Task details:
For every line in the records that has the word "paper", make a copy.

Provided entries:
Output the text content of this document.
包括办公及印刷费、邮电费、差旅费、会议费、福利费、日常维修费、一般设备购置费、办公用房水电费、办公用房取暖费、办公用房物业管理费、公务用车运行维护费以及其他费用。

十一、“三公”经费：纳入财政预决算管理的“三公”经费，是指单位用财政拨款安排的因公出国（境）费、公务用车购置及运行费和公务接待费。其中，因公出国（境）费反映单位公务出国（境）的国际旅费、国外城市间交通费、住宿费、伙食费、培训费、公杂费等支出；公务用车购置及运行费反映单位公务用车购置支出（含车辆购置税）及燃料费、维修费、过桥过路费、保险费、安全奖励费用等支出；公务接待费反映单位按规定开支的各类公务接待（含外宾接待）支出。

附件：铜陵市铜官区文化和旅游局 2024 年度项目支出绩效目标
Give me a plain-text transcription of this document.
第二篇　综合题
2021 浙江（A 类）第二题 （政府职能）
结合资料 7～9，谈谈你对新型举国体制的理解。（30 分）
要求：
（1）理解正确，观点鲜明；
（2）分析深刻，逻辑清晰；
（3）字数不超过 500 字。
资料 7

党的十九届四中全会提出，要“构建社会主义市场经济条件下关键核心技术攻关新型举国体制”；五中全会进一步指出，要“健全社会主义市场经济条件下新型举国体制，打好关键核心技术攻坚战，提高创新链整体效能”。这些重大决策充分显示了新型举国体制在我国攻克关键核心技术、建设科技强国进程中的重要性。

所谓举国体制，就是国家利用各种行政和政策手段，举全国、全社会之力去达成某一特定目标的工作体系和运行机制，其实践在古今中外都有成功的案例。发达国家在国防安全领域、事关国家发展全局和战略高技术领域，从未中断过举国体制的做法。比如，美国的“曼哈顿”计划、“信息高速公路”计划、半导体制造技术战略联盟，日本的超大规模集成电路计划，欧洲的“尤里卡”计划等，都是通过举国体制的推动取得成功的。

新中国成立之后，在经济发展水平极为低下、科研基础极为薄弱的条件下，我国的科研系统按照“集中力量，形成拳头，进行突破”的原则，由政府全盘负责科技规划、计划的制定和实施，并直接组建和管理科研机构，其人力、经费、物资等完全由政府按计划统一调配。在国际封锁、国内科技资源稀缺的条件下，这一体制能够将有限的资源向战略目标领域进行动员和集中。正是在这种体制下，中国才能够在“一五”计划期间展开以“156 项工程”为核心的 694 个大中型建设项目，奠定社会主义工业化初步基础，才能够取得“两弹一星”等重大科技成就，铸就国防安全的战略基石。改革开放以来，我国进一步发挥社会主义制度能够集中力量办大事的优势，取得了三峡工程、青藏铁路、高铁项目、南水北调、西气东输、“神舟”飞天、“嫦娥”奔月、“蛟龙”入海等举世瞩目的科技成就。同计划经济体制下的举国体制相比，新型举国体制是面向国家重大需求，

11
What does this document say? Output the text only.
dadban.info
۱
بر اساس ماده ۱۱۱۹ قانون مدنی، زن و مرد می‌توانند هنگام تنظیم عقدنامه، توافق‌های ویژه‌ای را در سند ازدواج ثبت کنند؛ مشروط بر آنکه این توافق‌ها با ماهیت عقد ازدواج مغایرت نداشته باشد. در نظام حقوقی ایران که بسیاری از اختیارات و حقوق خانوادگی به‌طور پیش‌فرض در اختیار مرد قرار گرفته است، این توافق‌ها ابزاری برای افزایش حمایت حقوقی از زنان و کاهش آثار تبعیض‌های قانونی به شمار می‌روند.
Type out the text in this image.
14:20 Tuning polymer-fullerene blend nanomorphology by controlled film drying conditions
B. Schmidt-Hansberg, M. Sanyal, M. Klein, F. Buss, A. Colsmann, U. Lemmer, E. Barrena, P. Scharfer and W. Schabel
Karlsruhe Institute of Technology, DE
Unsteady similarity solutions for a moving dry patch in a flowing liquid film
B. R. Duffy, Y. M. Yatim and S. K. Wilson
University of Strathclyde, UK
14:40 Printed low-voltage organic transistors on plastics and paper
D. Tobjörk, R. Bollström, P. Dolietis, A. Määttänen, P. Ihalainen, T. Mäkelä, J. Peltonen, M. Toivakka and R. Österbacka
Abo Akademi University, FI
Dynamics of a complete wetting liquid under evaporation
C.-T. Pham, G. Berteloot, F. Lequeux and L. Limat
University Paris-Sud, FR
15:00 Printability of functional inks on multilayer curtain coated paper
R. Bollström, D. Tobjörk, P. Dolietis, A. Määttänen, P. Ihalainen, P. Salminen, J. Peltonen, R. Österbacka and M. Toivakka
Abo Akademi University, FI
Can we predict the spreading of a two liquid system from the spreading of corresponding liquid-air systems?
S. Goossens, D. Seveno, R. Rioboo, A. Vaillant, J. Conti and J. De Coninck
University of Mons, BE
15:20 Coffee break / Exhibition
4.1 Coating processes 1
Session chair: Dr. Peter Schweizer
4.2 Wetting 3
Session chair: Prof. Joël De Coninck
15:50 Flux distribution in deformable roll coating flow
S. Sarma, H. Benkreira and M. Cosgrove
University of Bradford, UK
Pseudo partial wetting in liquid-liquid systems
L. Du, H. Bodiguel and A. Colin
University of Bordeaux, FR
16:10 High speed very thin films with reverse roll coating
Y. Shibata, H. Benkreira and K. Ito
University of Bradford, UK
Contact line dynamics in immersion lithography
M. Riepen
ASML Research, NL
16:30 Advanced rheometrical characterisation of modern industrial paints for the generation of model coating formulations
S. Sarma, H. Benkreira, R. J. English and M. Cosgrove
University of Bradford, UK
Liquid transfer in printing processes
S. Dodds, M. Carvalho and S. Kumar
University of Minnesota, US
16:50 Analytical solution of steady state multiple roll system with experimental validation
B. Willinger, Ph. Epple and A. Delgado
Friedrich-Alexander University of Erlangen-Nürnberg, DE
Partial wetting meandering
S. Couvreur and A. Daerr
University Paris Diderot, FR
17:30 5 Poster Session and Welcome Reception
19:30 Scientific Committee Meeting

Output below:
14:40 Printed low-voltage organic transistors on plastics and paper
15:00 Printability of functional inks on multilayer curtain coated paper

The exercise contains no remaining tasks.